Exercise requirements
Restate, word for word, all of the material shown below.

Rows from a dataset
start

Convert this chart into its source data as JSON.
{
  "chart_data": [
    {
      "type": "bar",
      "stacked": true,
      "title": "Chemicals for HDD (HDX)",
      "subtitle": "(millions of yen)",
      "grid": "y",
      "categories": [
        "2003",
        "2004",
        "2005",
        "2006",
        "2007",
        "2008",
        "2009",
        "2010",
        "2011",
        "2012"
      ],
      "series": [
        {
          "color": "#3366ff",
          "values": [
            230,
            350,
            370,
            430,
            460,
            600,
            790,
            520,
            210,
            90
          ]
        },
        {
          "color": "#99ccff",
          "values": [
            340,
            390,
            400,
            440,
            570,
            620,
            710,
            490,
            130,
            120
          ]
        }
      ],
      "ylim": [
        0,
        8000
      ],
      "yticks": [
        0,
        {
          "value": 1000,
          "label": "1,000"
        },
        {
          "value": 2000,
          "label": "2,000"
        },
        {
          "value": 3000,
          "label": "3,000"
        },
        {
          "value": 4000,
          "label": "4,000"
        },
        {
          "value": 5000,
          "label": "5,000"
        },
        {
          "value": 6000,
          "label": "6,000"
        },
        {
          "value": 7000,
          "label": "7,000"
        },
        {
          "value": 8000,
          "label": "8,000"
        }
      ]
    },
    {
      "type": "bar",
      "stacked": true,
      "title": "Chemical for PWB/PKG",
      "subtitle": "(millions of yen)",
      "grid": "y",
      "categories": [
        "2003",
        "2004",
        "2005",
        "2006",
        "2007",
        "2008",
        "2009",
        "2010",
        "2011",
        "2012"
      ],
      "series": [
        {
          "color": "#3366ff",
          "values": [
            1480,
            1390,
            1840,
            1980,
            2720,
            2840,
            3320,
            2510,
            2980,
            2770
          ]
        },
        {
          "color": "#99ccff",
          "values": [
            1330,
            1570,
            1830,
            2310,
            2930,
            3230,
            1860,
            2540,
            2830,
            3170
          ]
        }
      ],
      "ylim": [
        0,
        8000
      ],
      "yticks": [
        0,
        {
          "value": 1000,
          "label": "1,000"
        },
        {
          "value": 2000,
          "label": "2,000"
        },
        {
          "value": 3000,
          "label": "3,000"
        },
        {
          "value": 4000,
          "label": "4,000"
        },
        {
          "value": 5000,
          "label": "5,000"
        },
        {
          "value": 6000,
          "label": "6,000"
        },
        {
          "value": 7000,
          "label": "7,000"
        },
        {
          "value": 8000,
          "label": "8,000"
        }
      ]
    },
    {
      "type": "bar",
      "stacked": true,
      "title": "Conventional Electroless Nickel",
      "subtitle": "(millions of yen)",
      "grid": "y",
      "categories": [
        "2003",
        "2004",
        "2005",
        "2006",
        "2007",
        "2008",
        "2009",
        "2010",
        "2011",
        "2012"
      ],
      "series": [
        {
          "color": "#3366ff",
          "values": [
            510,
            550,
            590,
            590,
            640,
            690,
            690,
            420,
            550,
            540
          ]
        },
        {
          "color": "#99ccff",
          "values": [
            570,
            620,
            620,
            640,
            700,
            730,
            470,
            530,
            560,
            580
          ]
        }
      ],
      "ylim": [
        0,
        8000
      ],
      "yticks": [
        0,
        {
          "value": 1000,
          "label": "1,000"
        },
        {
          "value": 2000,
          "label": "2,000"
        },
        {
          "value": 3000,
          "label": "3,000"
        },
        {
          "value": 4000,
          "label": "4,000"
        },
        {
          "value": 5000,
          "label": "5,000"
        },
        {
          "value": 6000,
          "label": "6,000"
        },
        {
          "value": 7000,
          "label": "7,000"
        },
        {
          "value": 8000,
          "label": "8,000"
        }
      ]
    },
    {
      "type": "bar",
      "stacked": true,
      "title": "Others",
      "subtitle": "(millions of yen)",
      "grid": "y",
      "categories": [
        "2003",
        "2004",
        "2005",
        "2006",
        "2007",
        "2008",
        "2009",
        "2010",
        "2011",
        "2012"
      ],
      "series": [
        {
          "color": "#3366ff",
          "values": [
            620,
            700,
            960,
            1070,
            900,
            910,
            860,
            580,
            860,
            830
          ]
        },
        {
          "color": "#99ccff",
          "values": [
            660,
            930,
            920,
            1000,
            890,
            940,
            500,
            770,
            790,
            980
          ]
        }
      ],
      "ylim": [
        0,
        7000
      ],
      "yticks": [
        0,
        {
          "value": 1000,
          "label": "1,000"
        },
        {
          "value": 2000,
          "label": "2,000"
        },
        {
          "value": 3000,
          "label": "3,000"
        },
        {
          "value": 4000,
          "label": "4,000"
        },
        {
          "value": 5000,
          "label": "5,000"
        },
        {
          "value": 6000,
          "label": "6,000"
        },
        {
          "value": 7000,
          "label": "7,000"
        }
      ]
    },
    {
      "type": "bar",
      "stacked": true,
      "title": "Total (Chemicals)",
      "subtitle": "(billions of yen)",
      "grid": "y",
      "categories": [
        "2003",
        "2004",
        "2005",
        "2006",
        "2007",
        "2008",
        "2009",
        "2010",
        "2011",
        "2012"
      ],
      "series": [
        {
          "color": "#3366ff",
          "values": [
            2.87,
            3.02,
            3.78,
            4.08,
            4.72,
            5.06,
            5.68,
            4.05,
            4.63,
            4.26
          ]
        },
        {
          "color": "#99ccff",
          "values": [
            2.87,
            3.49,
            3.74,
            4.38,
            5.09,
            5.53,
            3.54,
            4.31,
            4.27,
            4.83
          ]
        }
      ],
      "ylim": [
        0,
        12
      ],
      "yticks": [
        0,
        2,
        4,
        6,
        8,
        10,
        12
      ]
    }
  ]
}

end

Answer to the problem
Convert this chart into its source data as JSON.
{
  "chart_data": [
    {
      "type": "bar",
      "stacked": true,
      "title": "Chemicals for HDD (HDX)",
      "subtitle": "(millions of yen)",
      "grid": "y",
      "categories": [
        "2003",
        "2004",
        "2005",
        "2006",
        "2007",
        "2008",
        "2009",
        "2010",
        "2011",
        "2012"
      ],
      "series": [
        {
          "color": "#3366ff",
          "values": [
            230,
            350,
            370,
            430,
            460,
            600,
            790,
            520,
            210,
            90
          ]
        },
        {
          "color": "#99ccff",
          "values": [
            340,
            390,
            400,
            440,
            570,
            620,
            710,
            490,
            130,
            120
          ]
        }
      ],
      "ylim": [
        0,
        8000
      ],
      "yticks": [
        0,
        {
          "value": 1000,
          "label": "1,000"
        },
        {
          "value": 2000,
          "label": "2,000"
        },
        {
          "value": 3000,
          "label": "3,000"
        },
        {
          "value": 4000,
          "label": "4,000"
        },
        {
          "value": 5000,
          "label": "5,000"
        },
        {
          "value": 6000,
          "label": "6,000"
        },
        {
          "value": 7000,
          "label": "7,000"
        },
        {
          "value": 8000,
          "label": "8,000"
        }
      ]
    },
    {
      "type": "bar",
      "stacked": true,
      "title": "Chemical for PWB/PKG",
      "subtitle": "(millions of yen)",
      "grid": "y",
      "categories": [
        "2003",
        "2004",
        "2005",
        "2006",
        "2007",
        "2008",
        "2009",
        "2010",
        "2011",
        "2012"
      ],
      "series": [
        {
          "color": "#3366ff",
          "values": [
            1480,
            1390,
            1840,
            1980,
            2720,
            2840,
            3320,
            2510,
            2980,
            2770
          ]
        },
        {
          "color": "#99ccff",
          "values": [
            1330,
            1570,
            1830,
            2310,
            2930,
            3230,
            1860,
            2540,
            2830,
            3170
          ]
        }
      ],
      "ylim": [
        0,
        8000
      ],
      "yticks": [
        0,
        {
          "value": 1000,
          "label": "1,000"
        },
        {
          "value": 2000,
          "label": "2,000"
        },
        {
          "value": 3000,
          "label": "3,000"
        },
        {
          "value": 4000,
          "label": "4,000"
        },
        {
          "value": 5000,
          "label": "5,000"
        },
        {
          "value": 6000,
          "label": "6,000"
        },
        {
          "value": 7000,
          "label": "7,000"
        },
        {
          "value": 8000,
          "label": "8,000"
        }
      ]
    },
    {
      "type": "bar",
      "stacked": true,
      "title": "Conventional Electroless Nickel",
      "subtitle": "(millions of yen)",
      "grid": "y",
      "categories": [
        "2003",
        "2004",
        "2005",
        "2006",
        "2007",
        "2008",
        "2009",
        "2010",
        "2011",
        "2012"
      ],
      "series": [
        {
          "color": "#3366ff",
          "values": [
            510,
            550,
            590,
            590,
            640,
            690,
            690,
            420,
            550,
            540
          ]
        },
        {
          "color": "#99ccff",
          "values": [
            570,
            620,
            620,
            640,
            700,
            730,
            470,
            530,
            560,
            580
          ]
        }
      ],
      "ylim": [
        0,
        8000
      ],
      "yticks": [
        0,
        {
          "value": 1000,
          "label": "1,000"
        },
        {
          "value": 2000,
          "label": "2,000"
        },
        {
          "value": 3000,
          "label": "3,000"
        },
        {
          "value": 4000,
          "label": "4,000"
        },
        {
          "value": 5000,
          "label": "5,000"
        },
        {
          "value": 6000,
          "label": "6,000"
        },
        {
          "value": 7000,
          "label": "7,000"
        },
        {
          "value": 8000,
          "label": "8,000"
        }
      ]
    },
    {
      "type": "bar",
      "stacked": true,
      "title": "Others",
      "subtitle": "(millions of yen)",
      "grid": "y",
      "categories": [
        "2003",
        "2004",
        "2005",
        "2006",
        "2007",
        "2008",
        "2009",
        "2010",
        "2011",
        "2012"
      ],
      "series": [
        {
          "color": "#3366ff",
          "values": [
            620,
            700,
            960,
            1070,
            900,
            910,
            860,
            580,
            860,
            830
          ]
        },
        {
          "color": "#99ccff",
          "values": [
            660,
            930,
            920,
            1000,
            890,
            940,
            500,
            770,
            790,
            980
          ]
        }
      ],
      "ylim": [
        0,
        7000
      ],
      "yticks": [
        0,
        {
          "value": 1000,
          "label": "1,000"
        },
        {
          "value": 2000,
          "label": "2,000"
        },
        {
          "value": 3000,
          "label": "3,000"
        },
        {
          "value": 4000,
          "label": "4,000"
        },
        {
          "value": 5000,
          "label": "5,000"
        },
        {
          "value": 6000,
          "label": "6,000"
        },
        {
          "value": 7000,
          "label": "7,000"
        }
      ]
    },
    {
      "type": "bar",
      "stacked": true,
      "title": "Total (Chemicals)",
      "subtitle": "(billions of yen)",
      "grid": "y",
      "categories": [
        "2003",
        "2004",
        "2005",
        "2006",
        "2007",
        "2008",
        "2009",
        "2010",
        "2011",
        "2012"
      ],
      "series": [
        {
          "color": "#3366ff",
          "values": [
            2.87,
            3.02,
            3.78,
            4.08,
            4.72,
            5.06,
            5.68,
            4.05,
            4.63,
            4.26
          ]
        },
        {
          "color": "#99ccff",
          "values": [
            2.87,
            3.49,
            3.74,
            4.38,
            5.09,
            5.53,
            3.54,
            4.31,
            4.27,
            4.83
          ]
        }
      ],
      "ylim": [
        0,
        12
      ],
      "yticks": [
        0,
        2,
        4,
        6,
        8,
        10,
        12
      ]
    }
  ]
}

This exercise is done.